• List of tasks:
a) In the review of Great Expectations, which two symbols does the reviewer call very brilliant?
b) Reproduce the passage of the Great Expectations review between "Source: Google images." and "the very end.", inclusive, word for word.

• Article:
● ● ● ● ●

Great Expectations: Discussions and reviews.


Source: Google images.

I’m happy that my first encounter with this book was years after high school, for most of the teens I know seem to have tossed the book away, unaware of the literary treasures lying in underneath its words.

Although its narrative, by shallow inspection, isn’t the most engaging, the plot structure is probably one of the richest and the deepest I have ever explored. I can never say the story was boring, because I often was driven to consider different possibilities. And though some twists were solemnly based on mere coincidences, Dickens succeeded in keeping me guessing until the very end.

The themes are timeless; you don’t need to live in the Victorian era to conclude that everybody has a little Pip lingering inside them in varying degrees, longing for a more fortunate life and seeking affection, and a better social class. When it comes to symbols, I find using the “misty marshes” and the “Satis House” very brilliant. You can easily find that each character, symbolized something crucial as well.

● ● ● ● ●

• Raw data:
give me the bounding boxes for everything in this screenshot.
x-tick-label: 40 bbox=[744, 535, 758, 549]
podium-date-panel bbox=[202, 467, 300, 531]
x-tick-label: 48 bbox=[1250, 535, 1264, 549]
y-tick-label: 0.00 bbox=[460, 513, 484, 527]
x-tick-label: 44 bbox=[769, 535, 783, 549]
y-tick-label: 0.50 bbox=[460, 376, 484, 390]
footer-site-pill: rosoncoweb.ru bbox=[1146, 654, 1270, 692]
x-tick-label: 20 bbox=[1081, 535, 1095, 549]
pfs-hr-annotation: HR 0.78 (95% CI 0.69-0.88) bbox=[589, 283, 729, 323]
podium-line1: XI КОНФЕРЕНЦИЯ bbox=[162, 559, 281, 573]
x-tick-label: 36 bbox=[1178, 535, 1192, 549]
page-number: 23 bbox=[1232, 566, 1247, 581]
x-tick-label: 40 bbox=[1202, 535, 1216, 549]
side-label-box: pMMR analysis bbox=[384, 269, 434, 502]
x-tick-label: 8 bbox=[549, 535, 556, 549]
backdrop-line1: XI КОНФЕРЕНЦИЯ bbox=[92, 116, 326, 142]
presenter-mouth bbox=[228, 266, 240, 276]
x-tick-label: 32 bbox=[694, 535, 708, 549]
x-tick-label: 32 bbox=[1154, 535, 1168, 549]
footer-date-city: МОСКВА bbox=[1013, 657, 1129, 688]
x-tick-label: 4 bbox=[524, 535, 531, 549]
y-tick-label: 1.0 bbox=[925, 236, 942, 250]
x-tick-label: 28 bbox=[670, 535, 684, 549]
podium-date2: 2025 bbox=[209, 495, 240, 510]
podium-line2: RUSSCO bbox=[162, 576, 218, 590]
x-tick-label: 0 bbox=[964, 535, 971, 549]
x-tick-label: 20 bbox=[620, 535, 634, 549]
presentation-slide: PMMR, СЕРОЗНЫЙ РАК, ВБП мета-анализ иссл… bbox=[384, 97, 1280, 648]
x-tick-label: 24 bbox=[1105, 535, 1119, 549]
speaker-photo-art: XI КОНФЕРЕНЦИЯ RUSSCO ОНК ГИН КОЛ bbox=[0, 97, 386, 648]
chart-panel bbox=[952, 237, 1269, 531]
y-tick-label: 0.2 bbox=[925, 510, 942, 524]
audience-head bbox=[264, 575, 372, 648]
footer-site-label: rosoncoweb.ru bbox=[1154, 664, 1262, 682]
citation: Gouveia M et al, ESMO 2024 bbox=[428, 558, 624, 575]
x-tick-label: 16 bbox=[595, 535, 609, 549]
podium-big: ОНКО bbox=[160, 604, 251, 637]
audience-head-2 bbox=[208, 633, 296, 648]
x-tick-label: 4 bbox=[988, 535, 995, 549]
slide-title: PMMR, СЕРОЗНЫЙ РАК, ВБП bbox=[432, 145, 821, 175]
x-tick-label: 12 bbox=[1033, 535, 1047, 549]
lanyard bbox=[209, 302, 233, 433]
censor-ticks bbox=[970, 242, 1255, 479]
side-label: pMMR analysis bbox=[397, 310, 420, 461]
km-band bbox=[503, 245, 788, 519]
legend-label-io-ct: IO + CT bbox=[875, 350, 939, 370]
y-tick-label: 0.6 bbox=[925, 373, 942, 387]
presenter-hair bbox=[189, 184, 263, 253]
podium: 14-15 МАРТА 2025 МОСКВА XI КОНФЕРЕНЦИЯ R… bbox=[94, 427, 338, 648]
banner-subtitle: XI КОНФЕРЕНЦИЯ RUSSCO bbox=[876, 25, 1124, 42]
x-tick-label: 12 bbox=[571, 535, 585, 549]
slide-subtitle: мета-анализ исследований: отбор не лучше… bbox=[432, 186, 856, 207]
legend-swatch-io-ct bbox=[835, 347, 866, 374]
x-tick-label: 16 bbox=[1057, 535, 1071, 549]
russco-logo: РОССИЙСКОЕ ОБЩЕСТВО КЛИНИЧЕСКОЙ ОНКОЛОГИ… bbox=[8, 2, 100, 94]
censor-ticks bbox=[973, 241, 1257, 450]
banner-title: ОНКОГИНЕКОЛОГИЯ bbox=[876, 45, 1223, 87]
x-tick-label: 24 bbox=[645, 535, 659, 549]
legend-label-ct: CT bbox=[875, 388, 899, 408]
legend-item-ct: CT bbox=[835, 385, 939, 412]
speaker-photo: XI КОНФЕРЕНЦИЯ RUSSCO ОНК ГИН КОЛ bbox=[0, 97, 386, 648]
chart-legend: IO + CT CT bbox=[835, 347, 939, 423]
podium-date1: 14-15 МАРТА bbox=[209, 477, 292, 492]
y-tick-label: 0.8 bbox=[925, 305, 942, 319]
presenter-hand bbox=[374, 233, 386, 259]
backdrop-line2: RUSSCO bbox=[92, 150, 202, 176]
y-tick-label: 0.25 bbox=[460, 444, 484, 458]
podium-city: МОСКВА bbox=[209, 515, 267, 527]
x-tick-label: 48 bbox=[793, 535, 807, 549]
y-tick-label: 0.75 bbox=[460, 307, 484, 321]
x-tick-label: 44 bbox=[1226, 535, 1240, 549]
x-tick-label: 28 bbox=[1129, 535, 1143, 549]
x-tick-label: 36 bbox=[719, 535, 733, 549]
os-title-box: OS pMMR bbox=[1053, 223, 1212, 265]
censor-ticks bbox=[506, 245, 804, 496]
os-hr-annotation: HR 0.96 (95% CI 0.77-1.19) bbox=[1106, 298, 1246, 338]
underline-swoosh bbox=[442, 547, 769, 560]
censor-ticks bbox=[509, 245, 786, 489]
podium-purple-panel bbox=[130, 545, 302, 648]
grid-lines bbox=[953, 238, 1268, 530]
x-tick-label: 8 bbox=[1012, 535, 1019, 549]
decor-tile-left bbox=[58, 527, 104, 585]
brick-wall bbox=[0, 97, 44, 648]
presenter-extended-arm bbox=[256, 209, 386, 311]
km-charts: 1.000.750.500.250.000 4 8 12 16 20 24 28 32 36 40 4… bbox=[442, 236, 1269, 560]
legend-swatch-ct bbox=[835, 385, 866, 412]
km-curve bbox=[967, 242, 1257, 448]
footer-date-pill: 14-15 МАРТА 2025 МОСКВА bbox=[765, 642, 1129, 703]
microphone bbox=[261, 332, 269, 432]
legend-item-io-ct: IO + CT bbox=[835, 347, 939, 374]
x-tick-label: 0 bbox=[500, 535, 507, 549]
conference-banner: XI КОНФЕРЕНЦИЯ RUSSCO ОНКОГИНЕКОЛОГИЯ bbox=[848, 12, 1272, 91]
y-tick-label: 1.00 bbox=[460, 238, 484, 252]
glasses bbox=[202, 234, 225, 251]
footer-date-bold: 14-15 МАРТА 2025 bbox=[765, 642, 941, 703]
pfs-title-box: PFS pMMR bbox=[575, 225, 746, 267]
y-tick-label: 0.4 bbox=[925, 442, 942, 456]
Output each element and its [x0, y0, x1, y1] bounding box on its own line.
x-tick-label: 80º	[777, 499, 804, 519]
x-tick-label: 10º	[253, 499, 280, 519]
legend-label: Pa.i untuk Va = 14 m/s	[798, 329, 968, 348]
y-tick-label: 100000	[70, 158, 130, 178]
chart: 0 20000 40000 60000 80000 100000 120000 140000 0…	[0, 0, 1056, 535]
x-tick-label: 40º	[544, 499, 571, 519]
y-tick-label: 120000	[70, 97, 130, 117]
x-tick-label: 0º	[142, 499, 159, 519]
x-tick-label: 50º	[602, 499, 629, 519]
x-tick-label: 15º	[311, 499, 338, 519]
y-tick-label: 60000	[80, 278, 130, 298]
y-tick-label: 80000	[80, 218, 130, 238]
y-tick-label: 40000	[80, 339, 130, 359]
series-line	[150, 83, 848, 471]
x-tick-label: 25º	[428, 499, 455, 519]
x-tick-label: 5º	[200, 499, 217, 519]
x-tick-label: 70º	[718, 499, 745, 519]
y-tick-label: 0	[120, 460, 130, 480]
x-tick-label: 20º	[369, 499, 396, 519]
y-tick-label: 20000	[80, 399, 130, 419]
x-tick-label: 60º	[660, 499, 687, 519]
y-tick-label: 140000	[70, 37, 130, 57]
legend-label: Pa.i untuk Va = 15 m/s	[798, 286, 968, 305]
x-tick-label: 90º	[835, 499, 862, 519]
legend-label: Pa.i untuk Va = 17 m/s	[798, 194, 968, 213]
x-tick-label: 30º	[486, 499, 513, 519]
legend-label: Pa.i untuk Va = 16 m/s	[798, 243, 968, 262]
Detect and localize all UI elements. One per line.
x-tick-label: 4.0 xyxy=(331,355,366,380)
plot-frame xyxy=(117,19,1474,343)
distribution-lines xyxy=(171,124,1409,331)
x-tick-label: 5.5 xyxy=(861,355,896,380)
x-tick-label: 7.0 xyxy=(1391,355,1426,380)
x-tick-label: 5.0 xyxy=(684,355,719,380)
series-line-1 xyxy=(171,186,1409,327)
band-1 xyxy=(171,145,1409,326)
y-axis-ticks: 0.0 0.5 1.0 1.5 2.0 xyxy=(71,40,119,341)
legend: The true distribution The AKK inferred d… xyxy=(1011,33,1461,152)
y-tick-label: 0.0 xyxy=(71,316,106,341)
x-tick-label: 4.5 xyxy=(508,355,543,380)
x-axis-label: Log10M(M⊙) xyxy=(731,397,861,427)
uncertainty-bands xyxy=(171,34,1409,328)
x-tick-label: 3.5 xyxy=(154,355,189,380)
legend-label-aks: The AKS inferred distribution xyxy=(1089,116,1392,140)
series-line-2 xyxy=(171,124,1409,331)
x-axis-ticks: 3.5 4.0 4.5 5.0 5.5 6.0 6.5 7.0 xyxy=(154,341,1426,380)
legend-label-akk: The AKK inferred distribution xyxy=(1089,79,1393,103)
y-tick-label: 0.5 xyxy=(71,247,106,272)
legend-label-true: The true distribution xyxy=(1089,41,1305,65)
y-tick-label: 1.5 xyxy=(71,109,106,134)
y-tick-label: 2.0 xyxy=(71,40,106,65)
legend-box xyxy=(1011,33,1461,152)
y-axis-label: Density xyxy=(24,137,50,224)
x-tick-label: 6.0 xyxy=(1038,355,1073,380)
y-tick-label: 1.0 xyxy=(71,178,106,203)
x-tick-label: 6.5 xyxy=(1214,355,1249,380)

● ● ● ● ●

• Results for each task:
a) The "misty marshes" and the "Satis House."

b)
Source: Google images.

I’m happy that my first encounter with this book was years after high school, for most of the teens I know seem to have tossed the book away, unaware of the literary treasures lying in underneath its words.

Although its narrative, by shallow inspection, isn’t the most engaging, the plot structure is probably one of the richest and the deepest I have ever explored. I can never say the story was boring, because I often was driven to consider different possibilities. And though some twists were solemnly based on mere coincidences, Dickens succeeded in keeping me guessing until the very end.